%%
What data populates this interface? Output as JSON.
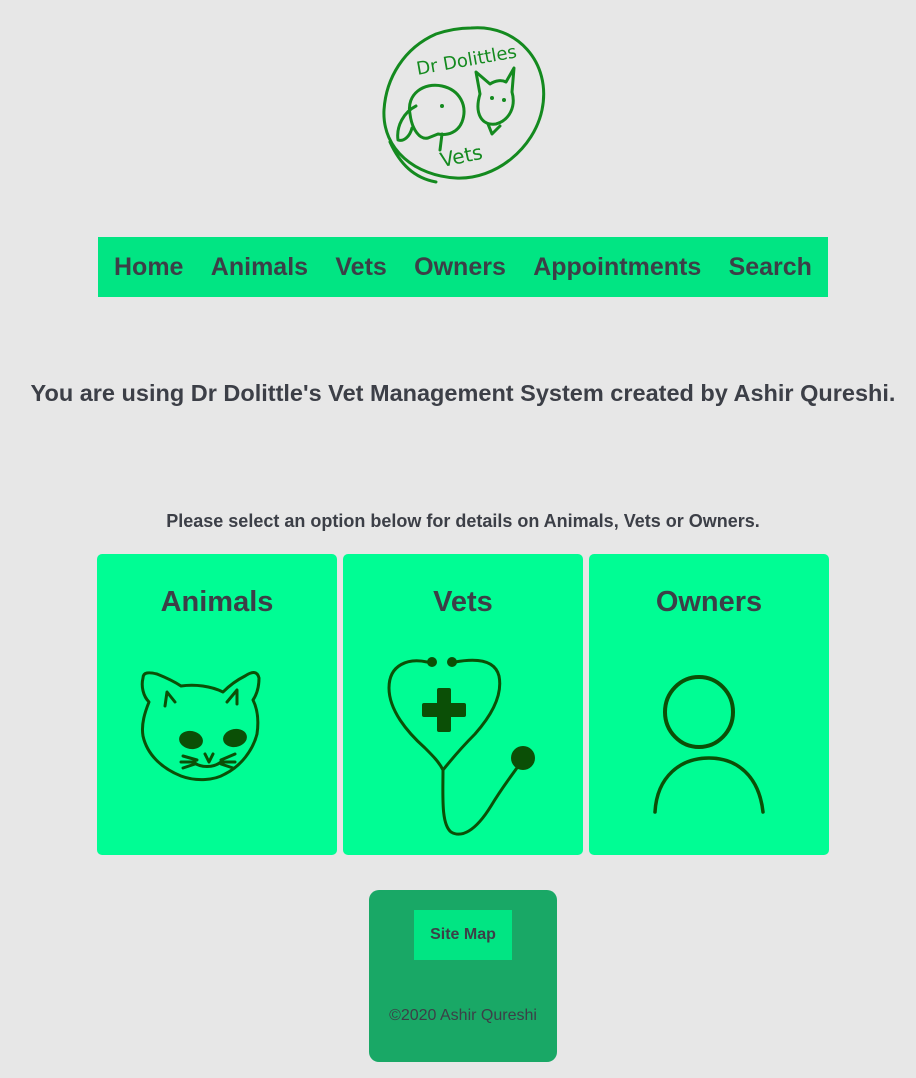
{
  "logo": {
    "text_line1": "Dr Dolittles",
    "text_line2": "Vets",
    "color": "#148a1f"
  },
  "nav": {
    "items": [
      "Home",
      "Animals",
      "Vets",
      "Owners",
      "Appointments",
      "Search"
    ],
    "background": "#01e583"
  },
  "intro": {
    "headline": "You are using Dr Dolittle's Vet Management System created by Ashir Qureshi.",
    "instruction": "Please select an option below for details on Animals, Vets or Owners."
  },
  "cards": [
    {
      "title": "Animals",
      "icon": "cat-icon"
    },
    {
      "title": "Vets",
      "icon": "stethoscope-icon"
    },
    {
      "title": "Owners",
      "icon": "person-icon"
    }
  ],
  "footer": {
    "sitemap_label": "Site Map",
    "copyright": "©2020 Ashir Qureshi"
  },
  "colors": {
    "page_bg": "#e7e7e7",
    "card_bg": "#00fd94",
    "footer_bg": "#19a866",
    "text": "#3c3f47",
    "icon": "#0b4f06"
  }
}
%%
%%
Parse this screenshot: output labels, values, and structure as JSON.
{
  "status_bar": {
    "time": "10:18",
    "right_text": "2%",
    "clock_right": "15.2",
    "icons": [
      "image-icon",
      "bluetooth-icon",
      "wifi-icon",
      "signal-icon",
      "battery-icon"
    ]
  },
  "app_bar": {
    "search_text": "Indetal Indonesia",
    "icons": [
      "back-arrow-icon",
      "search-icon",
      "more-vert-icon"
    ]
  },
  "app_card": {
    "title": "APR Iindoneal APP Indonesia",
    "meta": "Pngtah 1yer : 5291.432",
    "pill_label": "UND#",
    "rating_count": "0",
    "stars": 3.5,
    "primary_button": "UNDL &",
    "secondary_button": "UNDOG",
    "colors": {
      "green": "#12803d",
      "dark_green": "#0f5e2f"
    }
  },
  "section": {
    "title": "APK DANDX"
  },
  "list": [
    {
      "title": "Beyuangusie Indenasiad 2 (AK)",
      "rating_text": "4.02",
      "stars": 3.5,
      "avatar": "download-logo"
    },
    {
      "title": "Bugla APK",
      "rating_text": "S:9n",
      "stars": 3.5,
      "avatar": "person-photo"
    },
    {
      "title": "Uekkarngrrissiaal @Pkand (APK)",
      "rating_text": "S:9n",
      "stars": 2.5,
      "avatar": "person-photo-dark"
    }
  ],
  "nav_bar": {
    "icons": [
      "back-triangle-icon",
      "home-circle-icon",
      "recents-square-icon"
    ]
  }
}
%%
In the listing, find all lines with the string "Animals" and copy them.

      "Animals",
    "instruction": "Please select an option below for details on Animals, Vets or Owners."
      "title": "Animals",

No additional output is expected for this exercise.